Instructies - Naar welke tussentaal worden volgens het paginafragment alle componenten vertaald?
==== Paginafragment
Het Framework heeft de volgende kenmerken:
- taalonafhankelijkheid: componenten die geschreven zijn in een willekeurige .NET-taal kunnen gebruik maken van andere componenten die geschreven zijn in een willekeurige (andere) .NET-taal. Daardoor kun je voor elk component de meest geschikte taal kiezen. Deze taalonafhankelijkheid wordt gerealiseerd doordat alle componenten worden vertaald naar een soort "tussentaal", die CIL (Common Intermediate Language) heet
- Common Language Runtime: de gecompileerde componenten en programma's in de tussentaal worden uitgevoerd door de CLR (Common Language Runtime), die ook zorgt voor zaken als automatisch geheugenbeheer
- vereenvoudigde installatie van applicaties: het is niet meer nodig om componenten te registeren (ken je nog het register en het bijbehorende programma?). In plaats daarvan hoeven alleen de programmabestanden en eventuele configuratiebestanden gekopieerd te worden
- Base Class Library: de BCL is een verzameling van bibliotheken die samen met het Framework wordt geleverd en die allerlei functies bevat om programma's te maken en uit te voeren
- interoperabiliteit: het Framework werkt samen met bestaande COM-bibliotheken (de voorloper van .NET). Daardoor kunnen oude en nieuwe programma's samenwerken
- beveiliging: De zogenaamde Code Access Security maakt het mogelijk de uitvoeringsrechten van code te controleren op basis van afkomst waardoor het mogelijk is om uitvoerbare code te isoleren in een beschermde omgeving.
========
==== Aangeleverde vermeldingen
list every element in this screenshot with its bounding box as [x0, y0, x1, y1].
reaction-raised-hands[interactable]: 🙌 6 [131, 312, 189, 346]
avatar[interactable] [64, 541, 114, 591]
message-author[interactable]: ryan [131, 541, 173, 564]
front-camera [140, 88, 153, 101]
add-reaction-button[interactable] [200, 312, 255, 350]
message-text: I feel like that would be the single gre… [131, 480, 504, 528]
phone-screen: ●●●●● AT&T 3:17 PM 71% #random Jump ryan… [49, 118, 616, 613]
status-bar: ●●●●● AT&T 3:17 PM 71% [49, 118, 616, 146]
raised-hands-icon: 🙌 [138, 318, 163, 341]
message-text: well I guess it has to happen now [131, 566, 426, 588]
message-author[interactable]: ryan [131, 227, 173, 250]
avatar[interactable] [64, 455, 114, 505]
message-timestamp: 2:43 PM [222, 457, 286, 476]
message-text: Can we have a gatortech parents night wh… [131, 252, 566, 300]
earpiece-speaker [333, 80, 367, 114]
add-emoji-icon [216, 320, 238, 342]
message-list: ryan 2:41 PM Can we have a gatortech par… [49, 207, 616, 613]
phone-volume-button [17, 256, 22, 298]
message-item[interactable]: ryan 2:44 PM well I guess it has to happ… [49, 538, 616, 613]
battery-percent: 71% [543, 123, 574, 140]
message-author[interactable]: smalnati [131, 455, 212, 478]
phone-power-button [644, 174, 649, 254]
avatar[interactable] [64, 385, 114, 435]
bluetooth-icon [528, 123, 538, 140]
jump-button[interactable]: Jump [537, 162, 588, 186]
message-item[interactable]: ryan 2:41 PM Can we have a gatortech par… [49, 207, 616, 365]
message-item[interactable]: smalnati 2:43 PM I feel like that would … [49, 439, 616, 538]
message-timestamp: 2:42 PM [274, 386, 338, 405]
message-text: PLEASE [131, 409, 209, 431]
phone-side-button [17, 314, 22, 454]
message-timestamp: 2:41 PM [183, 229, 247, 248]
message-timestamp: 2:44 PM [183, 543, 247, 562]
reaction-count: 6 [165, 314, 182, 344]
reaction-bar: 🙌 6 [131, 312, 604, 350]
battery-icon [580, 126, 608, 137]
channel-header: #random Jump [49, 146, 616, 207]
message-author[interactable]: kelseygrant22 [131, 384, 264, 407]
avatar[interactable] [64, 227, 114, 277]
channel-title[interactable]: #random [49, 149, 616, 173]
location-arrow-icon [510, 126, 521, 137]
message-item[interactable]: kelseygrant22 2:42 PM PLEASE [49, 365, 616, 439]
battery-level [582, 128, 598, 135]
========
Antwoordvak - CIL (Common Intermediate Language).